Exercise objective
For the data below, report the number of lines that contain the string "name" and nothing else.
* Begin Data in this exercise *
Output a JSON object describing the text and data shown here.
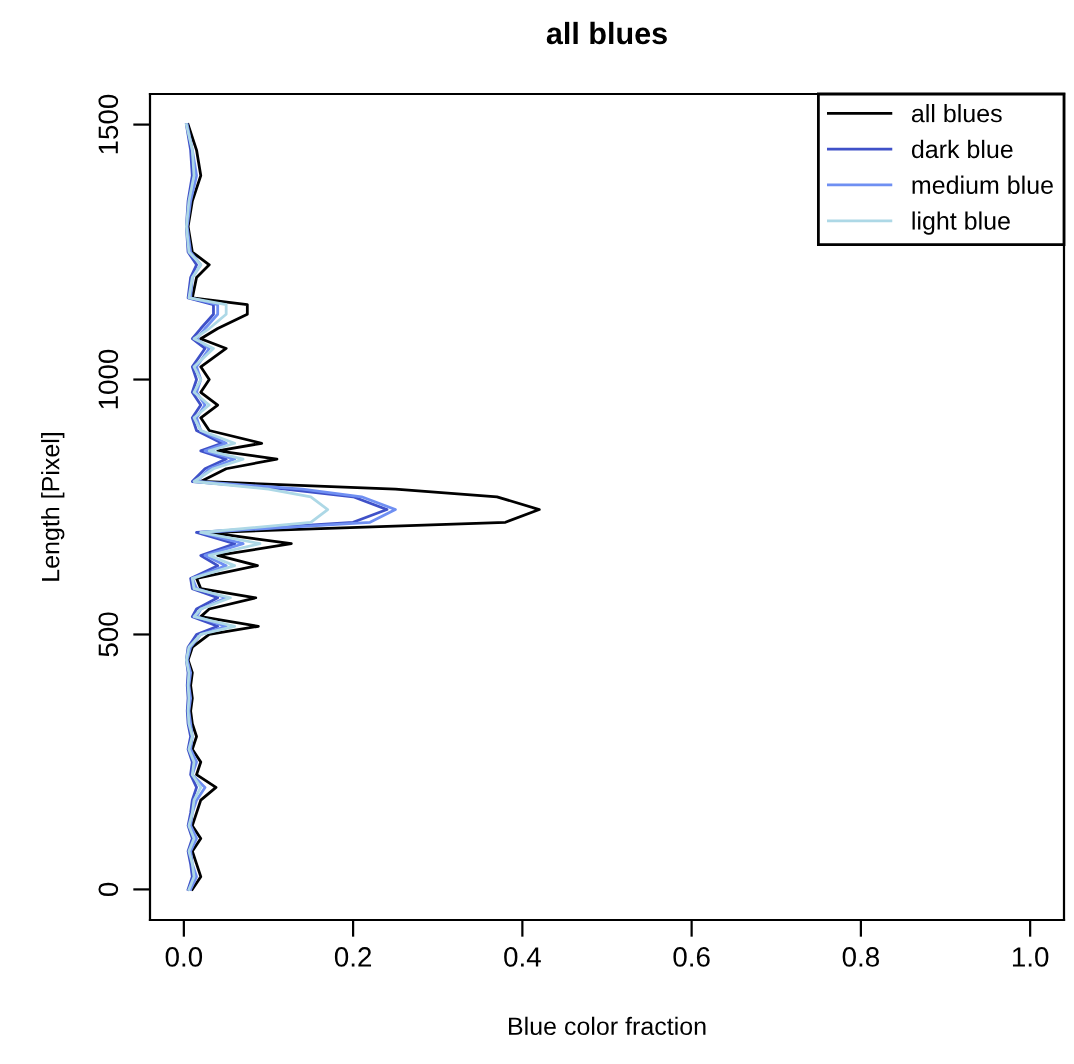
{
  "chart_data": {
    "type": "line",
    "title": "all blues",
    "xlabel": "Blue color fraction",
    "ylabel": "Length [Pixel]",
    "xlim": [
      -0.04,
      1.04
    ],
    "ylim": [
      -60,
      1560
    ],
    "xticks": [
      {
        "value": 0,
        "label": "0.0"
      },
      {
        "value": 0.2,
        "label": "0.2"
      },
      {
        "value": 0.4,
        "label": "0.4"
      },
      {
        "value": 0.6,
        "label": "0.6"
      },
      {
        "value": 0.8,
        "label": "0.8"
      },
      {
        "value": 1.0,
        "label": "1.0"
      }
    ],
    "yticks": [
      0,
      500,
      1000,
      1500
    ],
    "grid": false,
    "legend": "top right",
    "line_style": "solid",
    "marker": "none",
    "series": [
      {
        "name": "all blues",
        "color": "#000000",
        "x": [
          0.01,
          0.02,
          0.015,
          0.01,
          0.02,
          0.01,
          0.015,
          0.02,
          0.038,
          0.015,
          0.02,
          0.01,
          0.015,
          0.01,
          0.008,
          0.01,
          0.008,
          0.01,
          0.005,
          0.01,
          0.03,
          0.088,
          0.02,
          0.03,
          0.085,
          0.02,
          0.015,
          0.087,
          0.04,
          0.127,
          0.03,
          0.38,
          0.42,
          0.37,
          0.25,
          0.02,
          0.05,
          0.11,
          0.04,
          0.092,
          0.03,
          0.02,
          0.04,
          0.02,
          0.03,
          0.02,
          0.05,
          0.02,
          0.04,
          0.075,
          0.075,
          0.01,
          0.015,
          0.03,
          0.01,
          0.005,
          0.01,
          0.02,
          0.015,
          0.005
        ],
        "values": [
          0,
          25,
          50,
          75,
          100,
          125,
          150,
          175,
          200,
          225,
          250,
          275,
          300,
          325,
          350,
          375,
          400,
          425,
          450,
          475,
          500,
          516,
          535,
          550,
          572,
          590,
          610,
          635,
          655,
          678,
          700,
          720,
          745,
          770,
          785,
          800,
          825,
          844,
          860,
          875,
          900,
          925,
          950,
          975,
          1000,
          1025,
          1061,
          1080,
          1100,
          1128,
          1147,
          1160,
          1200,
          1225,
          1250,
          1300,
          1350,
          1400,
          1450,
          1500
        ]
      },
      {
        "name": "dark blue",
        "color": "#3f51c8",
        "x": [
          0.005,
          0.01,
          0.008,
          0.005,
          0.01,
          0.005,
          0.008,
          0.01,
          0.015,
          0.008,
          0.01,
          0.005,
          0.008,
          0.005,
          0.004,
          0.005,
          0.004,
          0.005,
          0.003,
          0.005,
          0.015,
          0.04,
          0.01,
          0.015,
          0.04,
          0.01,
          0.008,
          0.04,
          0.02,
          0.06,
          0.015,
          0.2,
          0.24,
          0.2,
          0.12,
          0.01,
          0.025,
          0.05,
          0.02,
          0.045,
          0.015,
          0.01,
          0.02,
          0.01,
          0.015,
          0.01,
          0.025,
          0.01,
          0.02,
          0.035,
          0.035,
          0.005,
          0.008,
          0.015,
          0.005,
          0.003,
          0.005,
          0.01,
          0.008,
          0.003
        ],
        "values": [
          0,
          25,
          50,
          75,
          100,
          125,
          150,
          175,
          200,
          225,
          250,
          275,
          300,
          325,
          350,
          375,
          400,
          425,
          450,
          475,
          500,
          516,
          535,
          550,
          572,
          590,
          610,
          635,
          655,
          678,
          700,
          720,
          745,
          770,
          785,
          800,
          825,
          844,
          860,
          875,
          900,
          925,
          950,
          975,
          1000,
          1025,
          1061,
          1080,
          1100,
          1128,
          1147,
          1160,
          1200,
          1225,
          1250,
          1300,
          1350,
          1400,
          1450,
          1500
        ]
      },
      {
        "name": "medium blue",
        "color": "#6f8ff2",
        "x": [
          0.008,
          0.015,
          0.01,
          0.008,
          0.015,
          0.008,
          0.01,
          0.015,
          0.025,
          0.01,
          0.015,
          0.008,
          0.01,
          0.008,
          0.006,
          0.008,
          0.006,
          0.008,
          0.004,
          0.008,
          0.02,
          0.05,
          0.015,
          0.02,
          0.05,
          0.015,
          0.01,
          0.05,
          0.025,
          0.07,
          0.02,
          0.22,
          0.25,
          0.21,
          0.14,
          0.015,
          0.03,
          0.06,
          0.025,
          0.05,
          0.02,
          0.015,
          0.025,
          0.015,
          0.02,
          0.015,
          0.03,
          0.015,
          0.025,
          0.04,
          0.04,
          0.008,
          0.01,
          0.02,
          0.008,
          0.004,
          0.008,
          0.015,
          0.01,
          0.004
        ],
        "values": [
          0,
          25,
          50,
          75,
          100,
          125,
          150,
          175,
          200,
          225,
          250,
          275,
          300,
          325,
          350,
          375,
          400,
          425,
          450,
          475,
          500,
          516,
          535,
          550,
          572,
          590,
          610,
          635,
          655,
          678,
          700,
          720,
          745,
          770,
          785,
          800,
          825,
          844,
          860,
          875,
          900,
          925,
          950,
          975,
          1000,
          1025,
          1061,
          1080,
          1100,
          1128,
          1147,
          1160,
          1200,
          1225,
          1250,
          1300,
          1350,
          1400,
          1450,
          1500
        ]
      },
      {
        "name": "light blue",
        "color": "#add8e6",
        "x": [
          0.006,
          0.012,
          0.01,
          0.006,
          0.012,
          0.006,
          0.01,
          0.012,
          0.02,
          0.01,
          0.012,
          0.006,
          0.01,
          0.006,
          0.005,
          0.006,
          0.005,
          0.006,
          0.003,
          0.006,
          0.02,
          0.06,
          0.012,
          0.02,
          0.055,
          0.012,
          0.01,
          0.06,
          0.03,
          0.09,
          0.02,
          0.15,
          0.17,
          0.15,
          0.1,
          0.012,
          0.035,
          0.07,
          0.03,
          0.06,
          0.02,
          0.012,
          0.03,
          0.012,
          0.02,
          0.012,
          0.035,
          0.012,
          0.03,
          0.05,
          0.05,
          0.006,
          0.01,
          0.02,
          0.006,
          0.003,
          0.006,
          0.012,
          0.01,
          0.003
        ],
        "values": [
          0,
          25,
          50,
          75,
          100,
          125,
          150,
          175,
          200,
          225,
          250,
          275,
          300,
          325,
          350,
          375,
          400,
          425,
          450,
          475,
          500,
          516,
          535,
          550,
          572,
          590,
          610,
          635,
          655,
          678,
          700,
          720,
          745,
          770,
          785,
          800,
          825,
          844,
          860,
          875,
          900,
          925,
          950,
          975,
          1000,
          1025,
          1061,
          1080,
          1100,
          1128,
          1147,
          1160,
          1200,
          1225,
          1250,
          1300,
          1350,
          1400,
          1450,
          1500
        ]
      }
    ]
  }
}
* End Data in this exercise *
Solution to this task
4